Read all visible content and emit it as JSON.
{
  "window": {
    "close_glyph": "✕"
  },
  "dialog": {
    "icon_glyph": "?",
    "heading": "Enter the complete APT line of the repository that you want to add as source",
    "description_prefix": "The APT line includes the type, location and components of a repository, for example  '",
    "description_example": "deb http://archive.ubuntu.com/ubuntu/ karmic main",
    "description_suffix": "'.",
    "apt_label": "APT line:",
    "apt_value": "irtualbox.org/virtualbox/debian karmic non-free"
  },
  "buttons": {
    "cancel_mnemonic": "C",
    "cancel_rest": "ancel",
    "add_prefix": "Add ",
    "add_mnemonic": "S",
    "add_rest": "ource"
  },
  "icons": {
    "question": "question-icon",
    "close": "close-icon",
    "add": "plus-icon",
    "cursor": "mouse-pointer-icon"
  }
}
——
■ Given exercise ■
Restate all of the entries above precisely.

■ Exercise solution ■
Read all visible content and emit it as JSON.
{
  "window": {
    "close_glyph": "✕"
  },
  "dialog": {
    "icon_glyph": "?",
    "heading": "Enter the complete APT line of the repository that you want to add as source",
    "description_prefix": "The APT line includes the type, location and components of a repository, for example  '",
    "description_example": "deb http://archive.ubuntu.com/ubuntu/ karmic main",
    "description_suffix": "'.",
    "apt_label": "APT line:",
    "apt_value": "irtualbox.org/virtualbox/debian karmic non-free"
  },
  "buttons": {
    "cancel_mnemonic": "C",
    "cancel_rest": "ancel",
    "add_prefix": "Add ",
    "add_mnemonic": "S",
    "add_rest": "ource"
  },
  "icons": {
    "question": "question-icon",
    "close": "close-icon",
    "add": "plus-icon",
    "cursor": "mouse-pointer-icon"
  }
}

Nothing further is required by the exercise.